Copy each entry as it stands, leaving nothing out.

DATA FOR THIS EXERCISE:
** START **

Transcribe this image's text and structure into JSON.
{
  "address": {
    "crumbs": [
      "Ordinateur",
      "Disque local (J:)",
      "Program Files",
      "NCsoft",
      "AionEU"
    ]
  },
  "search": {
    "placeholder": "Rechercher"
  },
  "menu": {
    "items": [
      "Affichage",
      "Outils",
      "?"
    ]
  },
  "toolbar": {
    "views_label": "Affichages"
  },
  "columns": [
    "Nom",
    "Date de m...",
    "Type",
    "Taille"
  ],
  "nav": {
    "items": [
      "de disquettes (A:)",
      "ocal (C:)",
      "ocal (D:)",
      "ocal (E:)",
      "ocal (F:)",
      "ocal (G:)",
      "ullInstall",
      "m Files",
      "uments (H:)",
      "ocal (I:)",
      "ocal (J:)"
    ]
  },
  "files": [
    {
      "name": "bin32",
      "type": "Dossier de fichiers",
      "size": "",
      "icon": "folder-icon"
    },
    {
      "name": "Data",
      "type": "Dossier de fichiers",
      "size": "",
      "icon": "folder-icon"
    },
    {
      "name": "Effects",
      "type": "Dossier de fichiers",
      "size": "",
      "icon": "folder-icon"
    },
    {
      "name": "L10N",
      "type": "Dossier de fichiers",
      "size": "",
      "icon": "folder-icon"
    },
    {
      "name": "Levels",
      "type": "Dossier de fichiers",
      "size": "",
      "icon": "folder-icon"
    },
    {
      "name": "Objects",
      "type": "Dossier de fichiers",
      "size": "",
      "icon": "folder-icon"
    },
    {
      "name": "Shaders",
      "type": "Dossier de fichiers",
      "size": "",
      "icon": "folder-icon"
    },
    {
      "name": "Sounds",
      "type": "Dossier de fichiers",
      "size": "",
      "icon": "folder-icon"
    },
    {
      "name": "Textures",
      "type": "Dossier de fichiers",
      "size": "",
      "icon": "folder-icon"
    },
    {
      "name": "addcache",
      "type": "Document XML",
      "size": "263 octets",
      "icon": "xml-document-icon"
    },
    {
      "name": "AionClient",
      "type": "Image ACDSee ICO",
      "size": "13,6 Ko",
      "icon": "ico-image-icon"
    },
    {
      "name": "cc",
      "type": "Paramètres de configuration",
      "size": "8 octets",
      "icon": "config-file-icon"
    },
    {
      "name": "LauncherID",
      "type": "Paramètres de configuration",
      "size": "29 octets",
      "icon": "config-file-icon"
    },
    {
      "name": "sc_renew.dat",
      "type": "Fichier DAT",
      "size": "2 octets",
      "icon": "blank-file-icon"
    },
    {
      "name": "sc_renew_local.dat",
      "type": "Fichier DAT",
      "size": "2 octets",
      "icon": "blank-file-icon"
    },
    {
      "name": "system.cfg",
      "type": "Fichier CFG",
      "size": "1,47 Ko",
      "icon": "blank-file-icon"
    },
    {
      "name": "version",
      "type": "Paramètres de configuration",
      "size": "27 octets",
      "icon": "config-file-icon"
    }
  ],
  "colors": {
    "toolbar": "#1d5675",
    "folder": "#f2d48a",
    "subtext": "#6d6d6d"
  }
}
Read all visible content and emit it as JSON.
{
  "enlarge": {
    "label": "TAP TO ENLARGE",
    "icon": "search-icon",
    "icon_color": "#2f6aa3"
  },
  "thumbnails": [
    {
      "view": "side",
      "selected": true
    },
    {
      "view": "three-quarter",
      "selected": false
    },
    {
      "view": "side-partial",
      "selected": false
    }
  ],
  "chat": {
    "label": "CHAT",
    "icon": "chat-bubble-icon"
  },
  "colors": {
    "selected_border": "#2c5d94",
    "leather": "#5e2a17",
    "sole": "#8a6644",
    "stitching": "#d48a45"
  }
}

** END **

ANSWER TO THIS PROBLEM:
Transcribe this image's text and structure into JSON.
{
  "address": {
    "crumbs": [
      "Ordinateur",
      "Disque local (J:)",
      "Program Files",
      "NCsoft",
      "AionEU"
    ]
  },
  "search": {
    "placeholder": "Rechercher"
  },
  "menu": {
    "items": [
      "Affichage",
      "Outils",
      "?"
    ]
  },
  "toolbar": {
    "views_label": "Affichages"
  },
  "columns": [
    "Nom",
    "Date de m...",
    "Type",
    "Taille"
  ],
  "nav": {
    "items": [
      "de disquettes (A:)",
      "ocal (C:)",
      "ocal (D:)",
      "ocal (E:)",
      "ocal (F:)",
      "ocal (G:)",
      "ullInstall",
      "m Files",
      "uments (H:)",
      "ocal (I:)",
      "ocal (J:)"
    ]
  },
  "files": [
    {
      "name": "bin32",
      "type": "Dossier de fichiers",
      "size": "",
      "icon": "folder-icon"
    },
    {
      "name": "Data",
      "type": "Dossier de fichiers",
      "size": "",
      "icon": "folder-icon"
    },
    {
      "name": "Effects",
      "type": "Dossier de fichiers",
      "size": "",
      "icon": "folder-icon"
    },
    {
      "name": "L10N",
      "type": "Dossier de fichiers",
      "size": "",
      "icon": "folder-icon"
    },
    {
      "name": "Levels",
      "type": "Dossier de fichiers",
      "size": "",
      "icon": "folder-icon"
    },
    {
      "name": "Objects",
      "type": "Dossier de fichiers",
      "size": "",
      "icon": "folder-icon"
    },
    {
      "name": "Shaders",
      "type": "Dossier de fichiers",
      "size": "",
      "icon": "folder-icon"
    },
    {
      "name": "Sounds",
      "type": "Dossier de fichiers",
      "size": "",
      "icon": "folder-icon"
    },
    {
      "name": "Textures",
      "type": "Dossier de fichiers",
      "size": "",
      "icon": "folder-icon"
    },
    {
      "name": "addcache",
      "type": "Document XML",
      "size": "263 octets",
      "icon": "xml-document-icon"
    },
    {
      "name": "AionClient",
      "type": "Image ACDSee ICO",
      "size": "13,6 Ko",
      "icon": "ico-image-icon"
    },
    {
      "name": "cc",
      "type": "Paramètres de configuration",
      "size": "8 octets",
      "icon": "config-file-icon"
    },
    {
      "name": "LauncherID",
      "type": "Paramètres de configuration",
      "size": "29 octets",
      "icon": "config-file-icon"
    },
    {
      "name": "sc_renew.dat",
      "type": "Fichier DAT",
      "size": "2 octets",
      "icon": "blank-file-icon"
    },
    {
      "name": "sc_renew_local.dat",
      "type": "Fichier DAT",
      "size": "2 octets",
      "icon": "blank-file-icon"
    },
    {
      "name": "system.cfg",
      "type": "Fichier CFG",
      "size": "1,47 Ko",
      "icon": "blank-file-icon"
    },
    {
      "name": "version",
      "type": "Paramètres de configuration",
      "size": "27 octets",
      "icon": "config-file-icon"
    }
  ],
  "colors": {
    "toolbar": "#1d5675",
    "folder": "#f2d48a",
    "subtext": "#6d6d6d"
  }
}
Read all visible content and emit it as JSON.
{
  "enlarge": {
    "label": "TAP TO ENLARGE",
    "icon": "search-icon",
    "icon_color": "#2f6aa3"
  },
  "thumbnails": [
    {
      "view": "side",
      "selected": true
    },
    {
      "view": "three-quarter",
      "selected": false
    },
    {
      "view": "side-partial",
      "selected": false
    }
  ],
  "chat": {
    "label": "CHAT",
    "icon": "chat-bubble-icon"
  },
  "colors": {
    "selected_border": "#2c5d94",
    "leather": "#5e2a17",
    "sole": "#8a6644",
    "stitching": "#d48a45"
  }
}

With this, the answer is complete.